▶ [Instruction]
Every entry that follows should be repeated exactly; drop the images.

▶ [Materials provided]
^^^^
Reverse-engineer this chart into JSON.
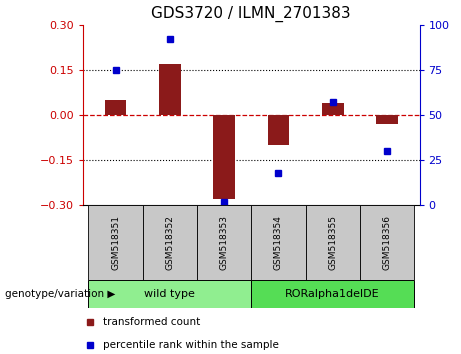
{
  "title": "GDS3720 / ILMN_2701383",
  "samples": [
    "GSM518351",
    "GSM518352",
    "GSM518353",
    "GSM518354",
    "GSM518355",
    "GSM518356"
  ],
  "red_values": [
    0.05,
    0.17,
    -0.28,
    -0.1,
    0.04,
    -0.03
  ],
  "blue_values_pct": [
    75,
    92,
    2,
    18,
    57,
    30
  ],
  "ylim_left": [
    -0.3,
    0.3
  ],
  "ylim_right": [
    0,
    100
  ],
  "yticks_left": [
    -0.3,
    -0.15,
    0,
    0.15,
    0.3
  ],
  "yticks_right": [
    0,
    25,
    50,
    75,
    100
  ],
  "groups": [
    {
      "label": "wild type",
      "span": [
        0,
        2
      ],
      "color": "#90EE90"
    },
    {
      "label": "RORalpha1delDE",
      "span": [
        3,
        5
      ],
      "color": "#55DD55"
    }
  ],
  "group_label": "genotype/variation",
  "legend_red": "transformed count",
  "legend_blue": "percentile rank within the sample",
  "bar_color": "#8B1A1A",
  "dot_color": "#0000CC",
  "hline_color": "#CC0000",
  "grid_color": "#000000",
  "bg_color": "#FFFFFF",
  "label_bg": "#C8C8C8",
  "title_fontsize": 11,
  "tick_fontsize": 8,
  "bar_width": 0.4
}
^^^^
▶ [Complete response]
Reverse-engineer this chart into JSON.
{
  "title": "GDS3720 / ILMN_2701383",
  "samples": [
    "GSM518351",
    "GSM518352",
    "GSM518353",
    "GSM518354",
    "GSM518355",
    "GSM518356"
  ],
  "red_values": [
    0.05,
    0.17,
    -0.28,
    -0.1,
    0.04,
    -0.03
  ],
  "blue_values_pct": [
    75,
    92,
    2,
    18,
    57,
    30
  ],
  "ylim_left": [
    -0.3,
    0.3
  ],
  "ylim_right": [
    0,
    100
  ],
  "yticks_left": [
    -0.3,
    -0.15,
    0,
    0.15,
    0.3
  ],
  "yticks_right": [
    0,
    25,
    50,
    75,
    100
  ],
  "groups": [
    {
      "label": "wild type",
      "span": [
        0,
        2
      ],
      "color": "#90EE90"
    },
    {
      "label": "RORalpha1delDE",
      "span": [
        3,
        5
      ],
      "color": "#55DD55"
    }
  ],
  "group_label": "genotype/variation",
  "legend_red": "transformed count",
  "legend_blue": "percentile rank within the sample",
  "bar_color": "#8B1A1A",
  "dot_color": "#0000CC",
  "hline_color": "#CC0000",
  "grid_color": "#000000",
  "bg_color": "#FFFFFF",
  "label_bg": "#C8C8C8",
  "title_fontsize": 11,
  "tick_fontsize": 8,
  "bar_width": 0.4
}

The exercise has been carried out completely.